Collected data:

(begin)

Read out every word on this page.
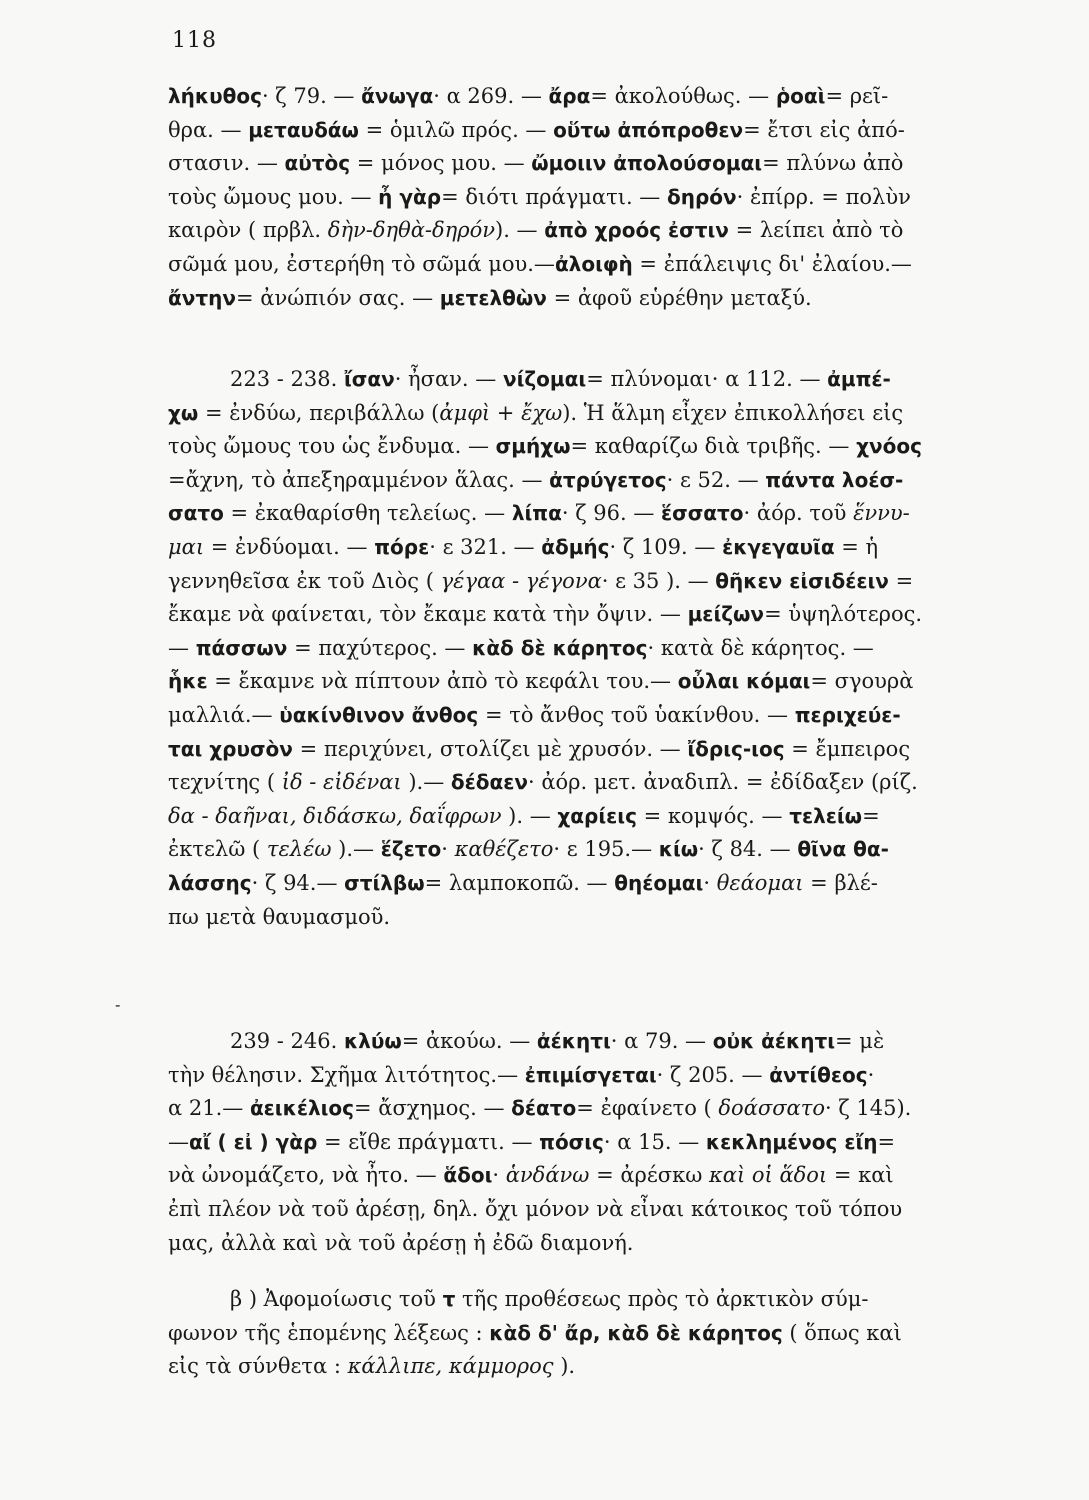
118
-
λήκυθος· ζ 79. — ἄνωγα· α 269. — ἄρα= ἀκολούθως. — ῥοαὶ= ρεῖ-
θρα. — μεταυδάω = ὁμιλῶ πρός. — οὕτω ἀπόπροθεν= ἔτσι εἰς ἀπό-
στασιν. — αὐτὸς = μόνος μου. — ὤμοιιν ἀπολούσομαι= πλύνω ἀπὸ
τοὺς ὤμους μου. — ἦ γὰρ= διότι πράγματι. — δηρόν· ἐπίρρ. = πολὺν
καιρὸν ( πρβλ. δὴν-δηθὰ-δηρόν). — ἀπὸ χροός ἐστιν = λείπει ἀπὸ τὸ
σῶμά μου, ἐστερήθη τὸ σῶμά μου.—ἀλοιφὴ = ἐπάλειψις δι' ἐλαίου.—
ἄντην= ἀνώπιόν σας. — μετελθὼν = ἀφοῦ εὑρέθην μεταξύ.
223 - 238. ἴσαν· ἦσαν. — νίζομαι= πλύνομαι· α 112. — ἀμπέ-
χω = ἐνδύω, περιβάλλω (ἀμφὶ + ἔχω). Ἡ ἅλμη εἶχεν ἐπικολλήσει εἰς
τοὺς ὤμους του ὡς ἔνδυμα. — σμήχω= καθαρίζω διὰ τριβῆς. — χνόος
=ἄχνη, τὸ ἀπεξηραμμένον ἅλας. — ἀτρύγετος· ε 52. — πάντα λοέσ-
σατο = ἐκαθαρίσθη τελείως. — λίπα· ζ 96. — ἕσσατο· ἀόρ. τοῦ ἕννυ-
μαι = ἐνδύομαι. — πόρε· ε 321. — ἀδμής· ζ 109. — ἐκγεγαυῖα = ἡ
γεννηθεῖσα ἐκ τοῦ Διὸς ( γέγαα - γέγονα· ε 35 ). — θῆκεν εἰσιδέειν =
ἔκαμε νὰ φαίνεται, τὸν ἔκαμε κατὰ τὴν ὄψιν. — μείζων= ὑψηλότερος.
— πάσσων = παχύτερος. — κὰδ δὲ κάρητος· κατὰ δὲ κάρητος. —
ἧκε = ἔκαμνε νὰ πίπτουν ἀπὸ τὸ κεφάλι του.— οὖλαι κόμαι= σγουρὰ
μαλλιά.— ὑακίνθινον ἄνθος = τὸ ἄνθος τοῦ ὑακίνθου. — περιχεύε-
ται χρυσὸν = περιχύνει, στολίζει μὲ χρυσόν. — ἴδρις-ιος = ἔμπειρος
τεχνίτης ( ἰδ - εἰδέναι ).— δέδαεν· ἀόρ. μετ. ἀναδιπλ. = ἐδίδαξεν (ρίζ.
δα - δαῆναι, διδάσκω, δαΐφρων ). — χαρίεις = κομψός. — τελείω=
ἐκτελῶ ( τελέω ).— ἕζετο· καθέζετο· ε 195.— κίω· ζ 84. — θῖνα θα-
λάσσης· ζ 94.— στίλβω= λαμποκοπῶ. — θηέομαι· θεάομαι = βλέ-
πω μετὰ θαυμασμοῦ.
239 - 246. κλύω= ἀκούω. — ἀέκητι· α 79. — οὐκ ἀέκητι= μὲ
τὴν θέλησιν. Σχῆμα λιτότητος.— ἐπιμίσγεται· ζ 205. — ἀντίθεος·
α 21.— ἀεικέλιος= ἄσχημος. — δέατο= ἐφαίνετο ( δοάσσατο· ζ 145).
—αἴ ( εἰ ) γὰρ = εἴθε πράγματι. — πόσις· α 15. — κεκλημένος εἴη=
νὰ ὠνομάζετο, νὰ ἦτο. — ἅδοι· ἁνδάνω = ἀρέσκω καὶ οἱ ἅδοι = καὶ
ἐπὶ πλέον νὰ τοῦ ἀρέσῃ, δηλ. ὄχι μόνον νὰ εἶναι κάτοικος τοῦ τόπου
μας, ἀλλὰ καὶ νὰ τοῦ ἀρέσῃ ἡ ἐδῶ διαμονή.
β ) Ἀφομοίωσις τοῦ τ τῆς προθέσεως πρὸς τὸ ἀρκτικὸν σύμ-
φωνον τῆς ἑπομένης λέξεως : κὰδ δ' ἄρ, κὰδ δὲ κάρητος ( ὅπως καὶ
εἰς τὰ σύνθετα : κάλλιπε, κάμμορος ).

(end)

> [Goal of the exercise]
Output each line exactly; omit every picture.

> [Solution to this problem]
Read out every word on this page.
118
-
λήκυθος· ζ 79. — ἄνωγα· α 269. — ἄρα= ἀκολούθως. — ῥοαὶ= ρεῖ-
θρα. — μεταυδάω = ὁμιλῶ πρός. — οὕτω ἀπόπροθεν= ἔτσι εἰς ἀπό-
στασιν. — αὐτὸς = μόνος μου. — ὤμοιιν ἀπολούσομαι= πλύνω ἀπὸ
τοὺς ὤμους μου. — ἦ γὰρ= διότι πράγματι. — δηρόν· ἐπίρρ. = πολὺν
καιρὸν ( πρβλ. δὴν-δηθὰ-δηρόν). — ἀπὸ χροός ἐστιν = λείπει ἀπὸ τὸ
σῶμά μου, ἐστερήθη τὸ σῶμά μου.—ἀλοιφὴ = ἐπάλειψις δι' ἐλαίου.—
ἄντην= ἀνώπιόν σας. — μετελθὼν = ἀφοῦ εὑρέθην μεταξύ.
223 - 238. ἴσαν· ἦσαν. — νίζομαι= πλύνομαι· α 112. — ἀμπέ-
χω = ἐνδύω, περιβάλλω (ἀμφὶ + ἔχω). Ἡ ἅλμη εἶχεν ἐπικολλήσει εἰς
τοὺς ὤμους του ὡς ἔνδυμα. — σμήχω= καθαρίζω διὰ τριβῆς. — χνόος
=ἄχνη, τὸ ἀπεξηραμμένον ἅλας. — ἀτρύγετος· ε 52. — πάντα λοέσ-
σατο = ἐκαθαρίσθη τελείως. — λίπα· ζ 96. — ἕσσατο· ἀόρ. τοῦ ἕννυ-
μαι = ἐνδύομαι. — πόρε· ε 321. — ἀδμής· ζ 109. — ἐκγεγαυῖα = ἡ
γεννηθεῖσα ἐκ τοῦ Διὸς ( γέγαα - γέγονα· ε 35 ). — θῆκεν εἰσιδέειν =
ἔκαμε νὰ φαίνεται, τὸν ἔκαμε κατὰ τὴν ὄψιν. — μείζων= ὑψηλότερος.
— πάσσων = παχύτερος. — κὰδ δὲ κάρητος· κατὰ δὲ κάρητος. —
ἧκε = ἔκαμνε νὰ πίπτουν ἀπὸ τὸ κεφάλι του.— οὖλαι κόμαι= σγουρὰ
μαλλιά.— ὑακίνθινον ἄνθος = τὸ ἄνθος τοῦ ὑακίνθου. — περιχεύε-
ται χρυσὸν = περιχύνει, στολίζει μὲ χρυσόν. — ἴδρις-ιος = ἔμπειρος
τεχνίτης ( ἰδ - εἰδέναι ).— δέδαεν· ἀόρ. μετ. ἀναδιπλ. = ἐδίδαξεν (ρίζ.
δα - δαῆναι, διδάσκω, δαΐφρων ). — χαρίεις = κομψός. — τελείω=
ἐκτελῶ ( τελέω ).— ἕζετο· καθέζετο· ε 195.— κίω· ζ 84. — θῖνα θα-
λάσσης· ζ 94.— στίλβω= λαμποκοπῶ. — θηέομαι· θεάομαι = βλέ-
πω μετὰ θαυμασμοῦ.
239 - 246. κλύω= ἀκούω. — ἀέκητι· α 79. — οὐκ ἀέκητι= μὲ
τὴν θέλησιν. Σχῆμα λιτότητος.— ἐπιμίσγεται· ζ 205. — ἀντίθεος·
α 21.— ἀεικέλιος= ἄσχημος. — δέατο= ἐφαίνετο ( δοάσσατο· ζ 145).
—αἴ ( εἰ ) γὰρ = εἴθε πράγματι. — πόσις· α 15. — κεκλημένος εἴη=
νὰ ὠνομάζετο, νὰ ἦτο. — ἅδοι· ἁνδάνω = ἀρέσκω καὶ οἱ ἅδοι = καὶ
ἐπὶ πλέον νὰ τοῦ ἀρέσῃ, δηλ. ὄχι μόνον νὰ εἶναι κάτοικος τοῦ τόπου
μας, ἀλλὰ καὶ νὰ τοῦ ἀρέσῃ ἡ ἐδῶ διαμονή.
β ) Ἀφομοίωσις τοῦ τ τῆς προθέσεως πρὸς τὸ ἀρκτικὸν σύμ-
φωνον τῆς ἑπομένης λέξεως : κὰδ δ' ἄρ, κὰδ δὲ κάρητος ( ὅπως καὶ
εἰς τὰ σύνθετα : κάλλιπε, κάμμορος ).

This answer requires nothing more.